══ Text provided

When an ePHPm release ships with PHP 8.5.2, every dynamic extension loaded into it must be built against the same PHP 8.5.2. Upgrading ePHPm means rebuilding (or re-downloading from the catalog) every extension .so. The build-info manifest plus the xtask makes this mechanical, not painful.

Static set stays primary

Nothing about dynamic loading reduces the value of the static set. WordPress, Laravel, Symfony all run zero-config against the baseline. Dynamic loading is purely additive — for the user who needs MongoDB and doesn’t want to rebuild ePHPm.


Phases

Phase 1 — Loader + introspection

  • ephpm_wrapper_load_extension C wrapper with zend_try guard.
  • Config schema: [php] extensions = [...] in ephpm-config.
  • Loader pass in ephpm-php lifecycle, runs between module startup and first request.
  • ephpm_loaded_extensions() SAPI builtin.
  • Tracing log entry per successful load + clear error per failure.
  • Tests with a known-good ZTS extension (igbinary is a small, well- behaved candidate).

~3 days. The C wrapper plus the config slot plus the loader call is genuinely small.

Phase 2 — Build helper + publishing

  • cargo xtask php-ext flags and cargo xtask php-ext build.
  • ephpm php-build-info CLI subcommand.
  • /etc/ephpm/build-info.json shipped in release tarballs.
  • ephpm_build_info() SAPI builtin.
  • Docs: “How to build a PHP extension for ePHPm”.

~2-3 days. Mostly plumbing existing tools.

Phase 3 — Prebuilt catalog

  • github.com/ephpm/php-ext-catalog: a separate repo with a GHA matrix that builds known-good PECL extensions against each pinned ePHPm PHP version × target × arch combination.
  • Initial catalog (community-driven from there):
    • mongodb — MongoDB driver
    • redis — Redis client (relevant even when KV does most of the job; many apps use Redis directly)
    • igbinary — fast binary serializer
    • msgpack — MessagePack encoder
    • yaml — YAML parser
    • uuid — RFC 4122 UUIDs
    • apcu — in-process user cache (orthogonal to KV)
    • ds — efficient data structures
  • Documented per-extension status (ZTS-safe?, tested-against-versions).

Iterative; first catalog cut takes a couple of days, then it grows.

Phase 4 — Per-vhost extension scoping

  • Today’s [php] extensions is process-wide. Real multi-tenant setups want per-vhost extension sets (“tenant A needs mongodb, tenant B doesn’t, don’t load it for B”).
  • PHP doesn’t natively support per-request extension loading; this requires us to either (a) load every declared extension globally and gate access at the SAPI layer, or (b) prerun separate PHP module-startup contexts per vhost.

════

### [Exercise instructions]
A - In the ePHPm extension-loading plan, about how long is Phase 1 expected to take?
B - Rewrite the stretch from "Phase 1 — Loader" through "[...] in ephpm-config." in the ePHPm extension-loading plan, replacing "Config schema" with "Configuration schema".
C - Write the next part of the ePHPm extension-loading plan, picking up after its final sentence.

══ Supplied material

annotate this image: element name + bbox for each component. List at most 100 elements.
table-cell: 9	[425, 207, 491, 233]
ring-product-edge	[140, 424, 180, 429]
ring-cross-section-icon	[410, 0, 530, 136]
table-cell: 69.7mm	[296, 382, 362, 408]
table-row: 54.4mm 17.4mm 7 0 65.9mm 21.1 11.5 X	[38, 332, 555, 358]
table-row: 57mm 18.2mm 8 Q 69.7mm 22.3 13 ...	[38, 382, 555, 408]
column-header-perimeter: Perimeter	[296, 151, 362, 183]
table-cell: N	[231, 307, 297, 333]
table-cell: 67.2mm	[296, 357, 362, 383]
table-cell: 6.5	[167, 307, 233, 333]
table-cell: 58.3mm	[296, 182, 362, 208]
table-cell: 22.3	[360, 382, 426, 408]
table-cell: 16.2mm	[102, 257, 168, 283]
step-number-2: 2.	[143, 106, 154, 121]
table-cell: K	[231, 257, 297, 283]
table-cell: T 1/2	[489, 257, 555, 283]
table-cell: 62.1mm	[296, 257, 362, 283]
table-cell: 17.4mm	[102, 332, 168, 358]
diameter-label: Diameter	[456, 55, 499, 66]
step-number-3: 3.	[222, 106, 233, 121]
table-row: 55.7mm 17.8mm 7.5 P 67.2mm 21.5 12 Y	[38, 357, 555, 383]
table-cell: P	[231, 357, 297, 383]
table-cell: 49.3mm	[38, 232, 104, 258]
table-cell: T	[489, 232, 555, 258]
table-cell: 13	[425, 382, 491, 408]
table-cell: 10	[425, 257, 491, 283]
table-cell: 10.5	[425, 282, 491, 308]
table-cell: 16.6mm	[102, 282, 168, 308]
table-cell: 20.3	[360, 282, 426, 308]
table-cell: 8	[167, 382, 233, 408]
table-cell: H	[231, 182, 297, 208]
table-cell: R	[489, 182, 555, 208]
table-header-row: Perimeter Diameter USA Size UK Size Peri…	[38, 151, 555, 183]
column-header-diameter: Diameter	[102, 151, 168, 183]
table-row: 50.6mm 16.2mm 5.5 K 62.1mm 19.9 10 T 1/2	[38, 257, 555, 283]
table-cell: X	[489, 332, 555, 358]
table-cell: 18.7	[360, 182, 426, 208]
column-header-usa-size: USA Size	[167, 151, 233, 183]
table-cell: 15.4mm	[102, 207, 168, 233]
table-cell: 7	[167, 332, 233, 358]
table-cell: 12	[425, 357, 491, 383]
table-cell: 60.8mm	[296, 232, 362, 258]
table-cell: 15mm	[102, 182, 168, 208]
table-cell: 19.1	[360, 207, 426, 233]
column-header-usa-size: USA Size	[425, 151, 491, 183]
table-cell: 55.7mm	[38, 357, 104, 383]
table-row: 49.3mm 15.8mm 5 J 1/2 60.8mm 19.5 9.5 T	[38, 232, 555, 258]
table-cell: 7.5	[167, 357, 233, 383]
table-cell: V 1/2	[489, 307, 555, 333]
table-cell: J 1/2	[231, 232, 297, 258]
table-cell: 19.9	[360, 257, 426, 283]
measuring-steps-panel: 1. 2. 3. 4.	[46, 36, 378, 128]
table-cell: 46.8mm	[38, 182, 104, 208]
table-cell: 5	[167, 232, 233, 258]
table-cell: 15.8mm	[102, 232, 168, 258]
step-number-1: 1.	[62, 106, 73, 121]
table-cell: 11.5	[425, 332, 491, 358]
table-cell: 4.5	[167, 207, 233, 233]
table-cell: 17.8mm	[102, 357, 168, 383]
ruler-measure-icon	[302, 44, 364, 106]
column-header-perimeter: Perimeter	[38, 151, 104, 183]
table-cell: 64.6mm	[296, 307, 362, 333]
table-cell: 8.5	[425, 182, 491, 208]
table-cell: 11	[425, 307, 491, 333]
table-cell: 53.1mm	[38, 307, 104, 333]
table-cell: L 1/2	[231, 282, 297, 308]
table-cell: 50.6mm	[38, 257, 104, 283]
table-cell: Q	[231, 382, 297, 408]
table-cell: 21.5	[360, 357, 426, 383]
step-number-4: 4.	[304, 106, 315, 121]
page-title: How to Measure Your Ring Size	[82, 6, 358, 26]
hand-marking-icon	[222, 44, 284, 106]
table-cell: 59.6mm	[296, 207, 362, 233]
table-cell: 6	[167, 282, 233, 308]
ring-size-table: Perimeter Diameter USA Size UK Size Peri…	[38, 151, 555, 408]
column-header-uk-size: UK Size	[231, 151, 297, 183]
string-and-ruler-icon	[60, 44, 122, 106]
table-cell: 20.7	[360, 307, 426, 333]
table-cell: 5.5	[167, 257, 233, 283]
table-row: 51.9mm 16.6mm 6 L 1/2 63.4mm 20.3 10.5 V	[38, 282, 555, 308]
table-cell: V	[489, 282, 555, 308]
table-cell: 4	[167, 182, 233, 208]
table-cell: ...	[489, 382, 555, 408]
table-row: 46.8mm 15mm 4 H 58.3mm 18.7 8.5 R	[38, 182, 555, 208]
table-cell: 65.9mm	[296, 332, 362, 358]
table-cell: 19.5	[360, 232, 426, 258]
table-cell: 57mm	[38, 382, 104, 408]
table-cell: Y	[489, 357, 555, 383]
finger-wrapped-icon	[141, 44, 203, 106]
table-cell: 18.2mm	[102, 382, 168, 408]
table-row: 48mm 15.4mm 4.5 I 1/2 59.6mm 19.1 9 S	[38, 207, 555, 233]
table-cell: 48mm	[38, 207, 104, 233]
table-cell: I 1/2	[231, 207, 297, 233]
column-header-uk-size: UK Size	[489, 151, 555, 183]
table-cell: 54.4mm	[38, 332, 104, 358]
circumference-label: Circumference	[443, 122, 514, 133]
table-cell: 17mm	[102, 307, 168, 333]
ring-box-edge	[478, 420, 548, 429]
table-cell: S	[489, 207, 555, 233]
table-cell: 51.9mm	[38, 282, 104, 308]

════

### [Results for the exercise]
A - About 3 days.

B -
Phase 1 — Loader + introspection

  • ephpm_wrapper_load_extension C wrapper with zend_try guard.
  • Configuration schema: [php] extensions = [...] in ephpm-config.

C -
  • (a) is cheap and v3-ish. (b) is a much bigger architectural change and probably doesn’t pay back.

Deferred unless real demand surfaces.


Relationship to the static set

These two paths coexist forever:

Static (baseline)Dynamic (escape hatch)
How addedBake into php-sdk, rebuild ePHPmDrop .so, list in site.toml
Cost to add oneNew SDK release + ePHPm releaseZero rebuild
Suitable forCommon extensions every PHP app usesNiche / in-house / community extensions
ABI riskTested on every ePHPm releaseUser-managed against published build-info
Crash isolationSame address spaceSame address space
DistributionIn the ePHPm binarySeparate .so files

The static baseline grows slowly and deliberately — extensions graduate from “available in the dynamic catalog” to “shipped in the static set” when usage warrants it.


Why this matters

The single biggest friction point for adopting any PHP runtime is “does it have the extension I need?” Static-only is the cleanest deployment story but the worst answer to that question. PHP itself solved this 25 years ago by supporting both static and shared extensions. ePHPm should too.

Once this ships, ePHPm becomes the first PHP application server that’s both a single-binary deployment and extensible in the standard PHP way. Drop the binary, drop your extension, point site.toml at it, done — no phpize, no apt install php-mongodb, no Dockerfile dance, no separate PHP-FPM rebuild.

It also enables the natural pairing with middleware: the Native Middleware loader and this loader are the same shape (dlopen + lifecycle + ABI contract), differing only in which surface they target (the request pipeline vs the Zend Engine’s module table). Both turn ePHPm into a small, batteries-included core that grows by accepting native .so files at runtime — a familiar, well-trodden extension model.